— Dataset —
┄┄┄┄┄┄┄┄┄┄┄┄┄┄┄┄┄┄┄┄
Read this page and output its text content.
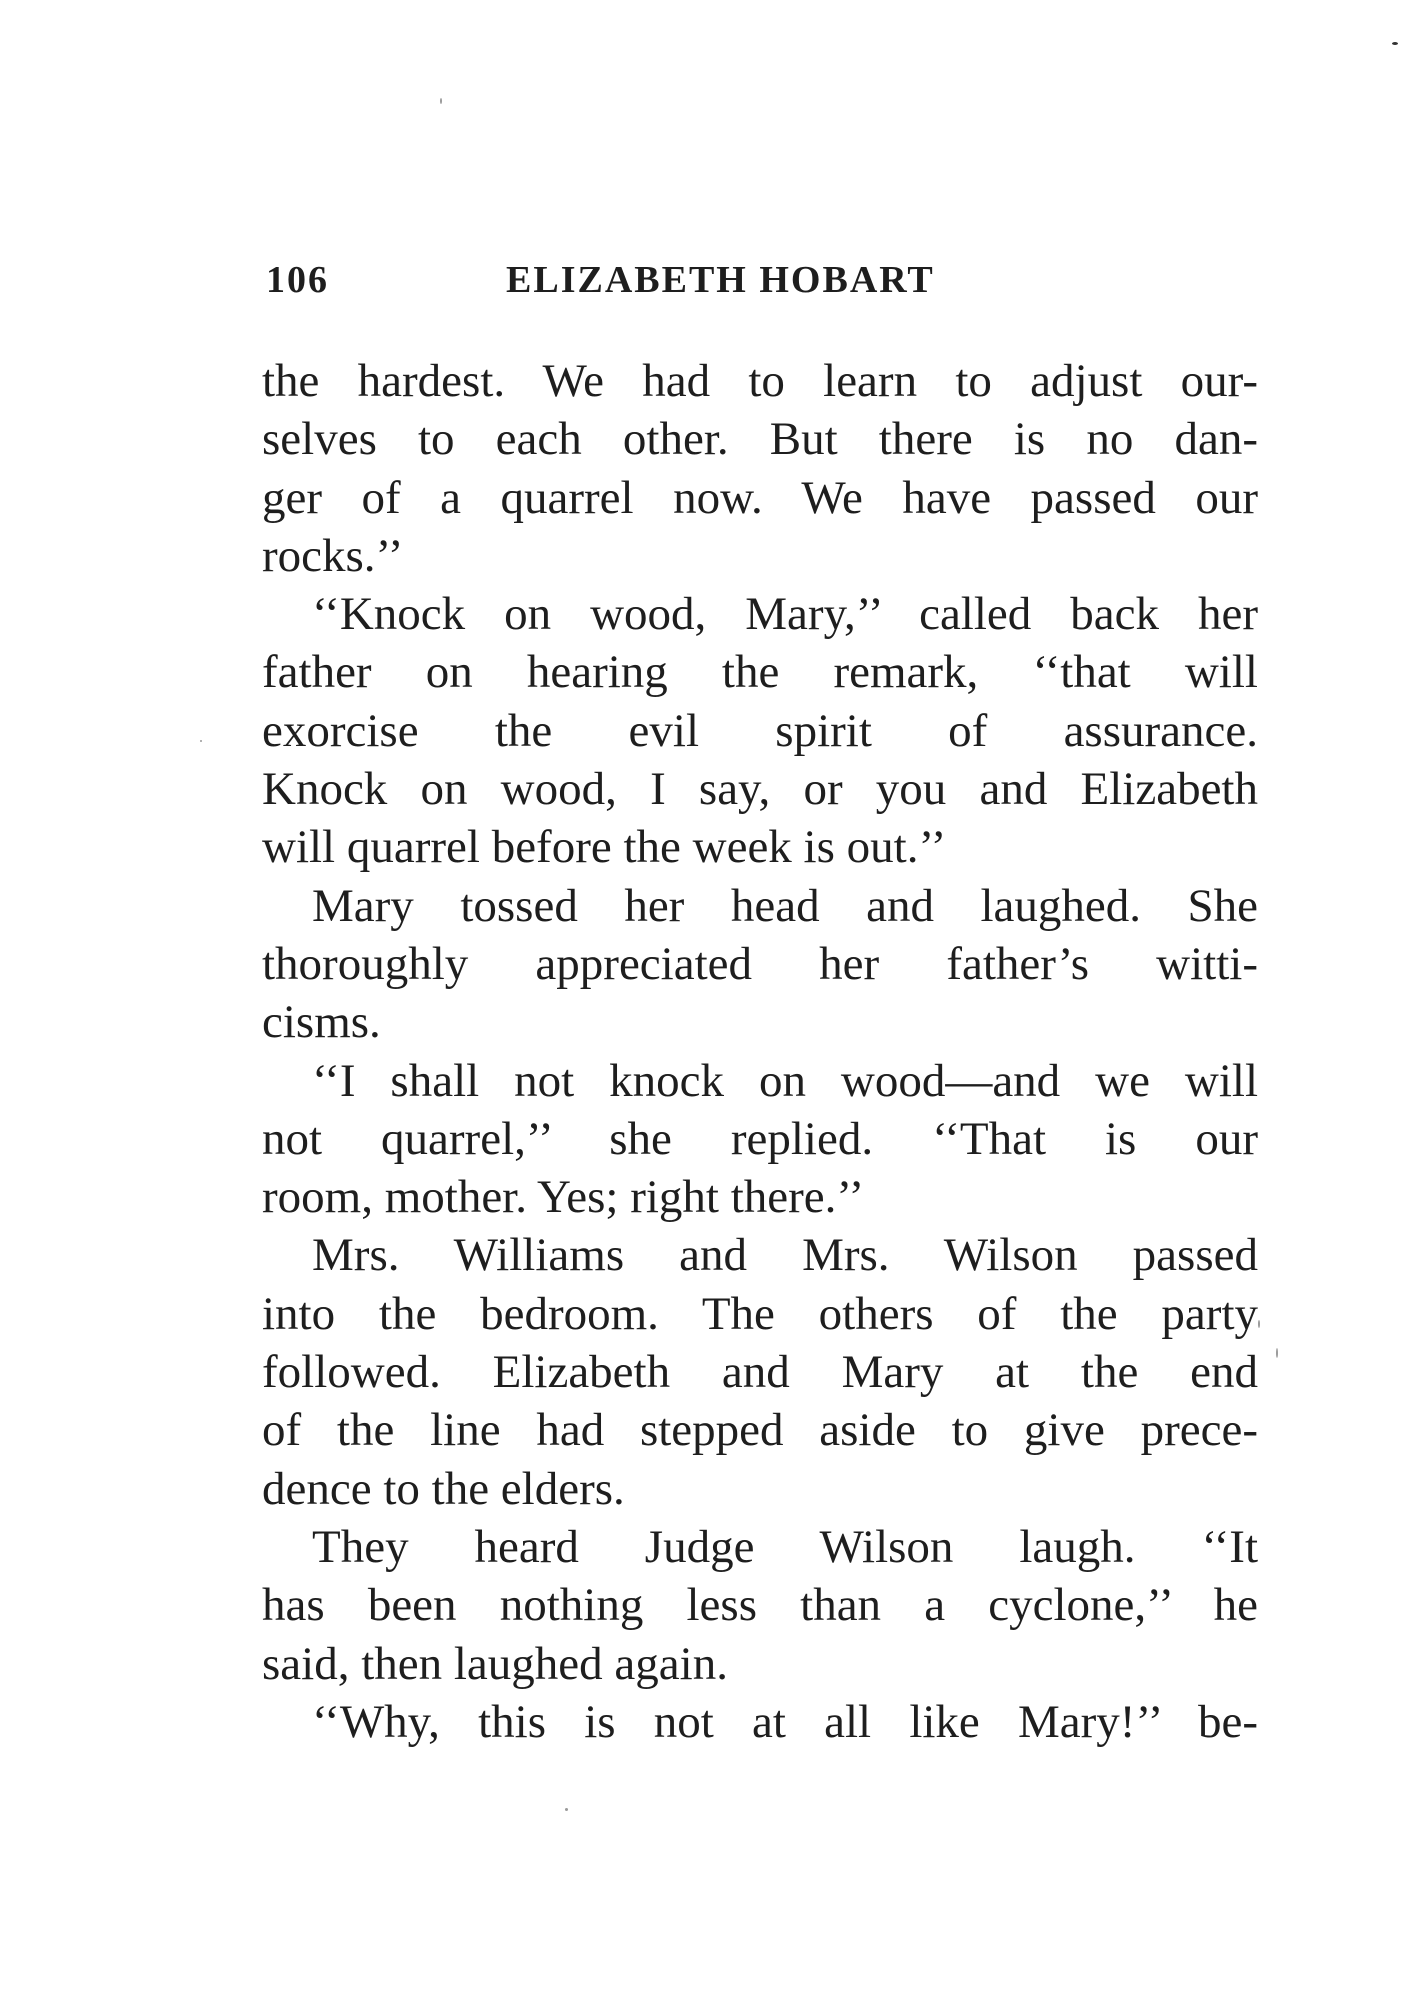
106	ELIZABETH HOBART
the hardest. We had to learn to adjust our-
selves to each other. But there is no dan-
ger of a quarrel now. We have passed our
rocks.’’
‘‘Knock on wood, Mary,’’ called back her
father on hearing the remark, ‘‘that will
exorcise the evil spirit of assurance.
Knock on wood, I say, or you and Elizabeth
will quarrel before the week is out.’’
Mary tossed her head and laughed. She
thoroughly appreciated her father’s witti-
cisms.
‘‘I shall not knock on wood—and we will
not quarrel,’’ she replied. ‘‘That is our
room, mother. Yes; right there.’’
Mrs. Williams and Mrs. Wilson passed
into the bedroom. The others of the party
followed. Elizabeth and Mary at the end
of the line had stepped aside to give prece-
dence to the elders.
They heard Judge Wilson laugh. ‘‘It
has been nothing less than a cyclone,’’ he
said, then laughed again.
‘‘Why, this is not at all like Mary!’’ be-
┄┄┄┄┄┄┄┄┄┄┄┄┄┄┄┄┄┄┄┄
— What you will do —
Using the records above, gather all lines where the string "passed" is present.

— Result of this task —
ger of a quarrel now. We have passed our
Mrs. Williams and Mrs. Wilson passed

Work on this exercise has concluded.